** START OF MATERIALS PROVIDED **
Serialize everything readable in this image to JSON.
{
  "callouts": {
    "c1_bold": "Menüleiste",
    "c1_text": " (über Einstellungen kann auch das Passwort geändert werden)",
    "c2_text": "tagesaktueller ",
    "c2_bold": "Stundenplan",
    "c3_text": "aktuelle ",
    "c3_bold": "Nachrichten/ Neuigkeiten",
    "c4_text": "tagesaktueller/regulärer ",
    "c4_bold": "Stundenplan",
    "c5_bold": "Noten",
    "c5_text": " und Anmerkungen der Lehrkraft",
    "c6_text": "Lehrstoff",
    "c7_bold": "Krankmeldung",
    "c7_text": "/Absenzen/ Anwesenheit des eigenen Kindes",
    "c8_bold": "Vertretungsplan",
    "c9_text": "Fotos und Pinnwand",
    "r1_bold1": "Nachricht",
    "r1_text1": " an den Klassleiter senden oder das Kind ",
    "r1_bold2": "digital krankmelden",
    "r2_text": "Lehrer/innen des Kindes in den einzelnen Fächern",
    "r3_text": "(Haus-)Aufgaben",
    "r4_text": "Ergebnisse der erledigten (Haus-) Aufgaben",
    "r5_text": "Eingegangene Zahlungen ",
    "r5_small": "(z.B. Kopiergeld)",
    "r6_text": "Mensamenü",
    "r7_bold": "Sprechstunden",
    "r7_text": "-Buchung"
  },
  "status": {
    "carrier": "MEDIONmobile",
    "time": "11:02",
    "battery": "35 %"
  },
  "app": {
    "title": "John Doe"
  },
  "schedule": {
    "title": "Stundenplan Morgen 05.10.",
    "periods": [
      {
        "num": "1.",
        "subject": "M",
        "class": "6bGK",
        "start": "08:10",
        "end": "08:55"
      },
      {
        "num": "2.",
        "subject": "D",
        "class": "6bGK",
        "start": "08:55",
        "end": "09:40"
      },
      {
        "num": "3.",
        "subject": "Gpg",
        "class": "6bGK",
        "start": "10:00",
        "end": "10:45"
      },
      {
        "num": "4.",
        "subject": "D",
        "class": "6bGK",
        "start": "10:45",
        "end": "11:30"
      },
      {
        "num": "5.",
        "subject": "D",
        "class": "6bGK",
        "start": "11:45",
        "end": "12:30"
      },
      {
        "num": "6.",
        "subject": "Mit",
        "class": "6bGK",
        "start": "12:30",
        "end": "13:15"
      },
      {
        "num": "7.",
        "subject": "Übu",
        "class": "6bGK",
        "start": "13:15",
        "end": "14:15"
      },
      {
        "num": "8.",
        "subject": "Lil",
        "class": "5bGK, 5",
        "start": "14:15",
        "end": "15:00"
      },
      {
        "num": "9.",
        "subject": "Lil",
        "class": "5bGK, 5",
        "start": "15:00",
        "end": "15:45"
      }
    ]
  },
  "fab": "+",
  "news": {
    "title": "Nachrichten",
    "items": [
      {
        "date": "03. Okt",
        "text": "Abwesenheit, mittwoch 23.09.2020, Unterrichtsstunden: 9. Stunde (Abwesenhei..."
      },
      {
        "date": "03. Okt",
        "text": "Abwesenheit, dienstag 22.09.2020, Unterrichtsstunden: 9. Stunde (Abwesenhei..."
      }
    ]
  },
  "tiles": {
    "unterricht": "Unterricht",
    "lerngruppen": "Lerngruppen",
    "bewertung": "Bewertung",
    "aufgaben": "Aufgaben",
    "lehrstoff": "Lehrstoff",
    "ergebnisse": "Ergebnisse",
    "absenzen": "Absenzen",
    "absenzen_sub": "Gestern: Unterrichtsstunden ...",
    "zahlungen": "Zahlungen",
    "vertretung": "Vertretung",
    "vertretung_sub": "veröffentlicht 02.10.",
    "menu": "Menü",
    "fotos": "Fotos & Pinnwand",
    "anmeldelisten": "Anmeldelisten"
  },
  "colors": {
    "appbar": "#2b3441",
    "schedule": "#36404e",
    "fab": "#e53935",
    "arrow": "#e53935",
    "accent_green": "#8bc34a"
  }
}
** END OF MATERIALS PROVIDED **
WORK REQUIRED: Return all of the entries word for word.

TASK RESPONSE:
Serialize everything readable in this image to JSON.
{
  "callouts": {
    "c1_bold": "Menüleiste",
    "c1_text": " (über Einstellungen kann auch das Passwort geändert werden)",
    "c2_text": "tagesaktueller ",
    "c2_bold": "Stundenplan",
    "c3_text": "aktuelle ",
    "c3_bold": "Nachrichten/ Neuigkeiten",
    "c4_text": "tagesaktueller/regulärer ",
    "c4_bold": "Stundenplan",
    "c5_bold": "Noten",
    "c5_text": " und Anmerkungen der Lehrkraft",
    "c6_text": "Lehrstoff",
    "c7_bold": "Krankmeldung",
    "c7_text": "/Absenzen/ Anwesenheit des eigenen Kindes",
    "c8_bold": "Vertretungsplan",
    "c9_text": "Fotos und Pinnwand",
    "r1_bold1": "Nachricht",
    "r1_text1": " an den Klassleiter senden oder das Kind ",
    "r1_bold2": "digital krankmelden",
    "r2_text": "Lehrer/innen des Kindes in den einzelnen Fächern",
    "r3_text": "(Haus-)Aufgaben",
    "r4_text": "Ergebnisse der erledigten (Haus-) Aufgaben",
    "r5_text": "Eingegangene Zahlungen ",
    "r5_small": "(z.B. Kopiergeld)",
    "r6_text": "Mensamenü",
    "r7_bold": "Sprechstunden",
    "r7_text": "-Buchung"
  },
  "status": {
    "carrier": "MEDIONmobile",
    "time": "11:02",
    "battery": "35 %"
  },
  "app": {
    "title": "John Doe"
  },
  "schedule": {
    "title": "Stundenplan Morgen 05.10.",
    "periods": [
      {
        "num": "1.",
        "subject": "M",
        "class": "6bGK",
        "start": "08:10",
        "end": "08:55"
      },
      {
        "num": "2.",
        "subject": "D",
        "class": "6bGK",
        "start": "08:55",
        "end": "09:40"
      },
      {
        "num": "3.",
        "subject": "Gpg",
        "class": "6bGK",
        "start": "10:00",
        "end": "10:45"
      },
      {
        "num": "4.",
        "subject": "D",
        "class": "6bGK",
        "start": "10:45",
        "end": "11:30"
      },
      {
        "num": "5.",
        "subject": "D",
        "class": "6bGK",
        "start": "11:45",
        "end": "12:30"
      },
      {
        "num": "6.",
        "subject": "Mit",
        "class": "6bGK",
        "start": "12:30",
        "end": "13:15"
      },
      {
        "num": "7.",
        "subject": "Übu",
        "class": "6bGK",
        "start": "13:15",
        "end": "14:15"
      },
      {
        "num": "8.",
        "subject": "Lil",
        "class": "5bGK, 5",
        "start": "14:15",
        "end": "15:00"
      },
      {
        "num": "9.",
        "subject": "Lil",
        "class": "5bGK, 5",
        "start": "15:00",
        "end": "15:45"
      }
    ]
  },
  "fab": "+",
  "news": {
    "title": "Nachrichten",
    "items": [
      {
        "date": "03. Okt",
        "text": "Abwesenheit, mittwoch 23.09.2020, Unterrichtsstunden: 9. Stunde (Abwesenhei..."
      },
      {
        "date": "03. Okt",
        "text": "Abwesenheit, dienstag 22.09.2020, Unterrichtsstunden: 9. Stunde (Abwesenhei..."
      }
    ]
  },
  "tiles": {
    "unterricht": "Unterricht",
    "lerngruppen": "Lerngruppen",
    "bewertung": "Bewertung",
    "aufgaben": "Aufgaben",
    "lehrstoff": "Lehrstoff",
    "ergebnisse": "Ergebnisse",
    "absenzen": "Absenzen",
    "absenzen_sub": "Gestern: Unterrichtsstunden ...",
    "zahlungen": "Zahlungen",
    "vertretung": "Vertretung",
    "vertretung_sub": "veröffentlicht 02.10.",
    "menu": "Menü",
    "fotos": "Fotos & Pinnwand",
    "anmeldelisten": "Anmeldelisten"
  },
  "colors": {
    "appbar": "#2b3441",
    "schedule": "#36404e",
    "fab": "#e53935",
    "arrow": "#e53935",
    "accent_green": "#8bc34a"
  }
}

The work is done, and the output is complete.